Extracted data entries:
============================================================

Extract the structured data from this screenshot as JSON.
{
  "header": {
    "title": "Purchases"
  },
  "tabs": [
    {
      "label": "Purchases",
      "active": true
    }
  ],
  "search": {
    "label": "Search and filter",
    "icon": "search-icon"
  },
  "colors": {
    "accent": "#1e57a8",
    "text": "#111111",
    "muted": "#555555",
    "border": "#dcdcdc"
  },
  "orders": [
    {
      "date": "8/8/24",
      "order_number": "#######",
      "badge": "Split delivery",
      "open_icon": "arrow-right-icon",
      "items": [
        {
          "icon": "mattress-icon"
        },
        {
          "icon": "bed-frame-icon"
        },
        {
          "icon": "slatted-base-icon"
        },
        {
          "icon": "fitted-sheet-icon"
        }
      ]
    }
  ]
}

============================================================

__Stated goal__:
Extract every entry in the listing word for word.

__Right answer__:
Extract the structured data from this screenshot as JSON.
{
  "header": {
    "title": "Purchases"
  },
  "tabs": [
    {
      "label": "Purchases",
      "active": true
    }
  ],
  "search": {
    "label": "Search and filter",
    "icon": "search-icon"
  },
  "colors": {
    "accent": "#1e57a8",
    "text": "#111111",
    "muted": "#555555",
    "border": "#dcdcdc"
  },
  "orders": [
    {
      "date": "8/8/24",
      "order_number": "#######",
      "badge": "Split delivery",
      "open_icon": "arrow-right-icon",
      "items": [
        {
          "icon": "mattress-icon"
        },
        {
          "icon": "bed-frame-icon"
        },
        {
          "icon": "slatted-base-icon"
        },
        {
          "icon": "fitted-sheet-icon"
        }
      ]
    }
  ]
}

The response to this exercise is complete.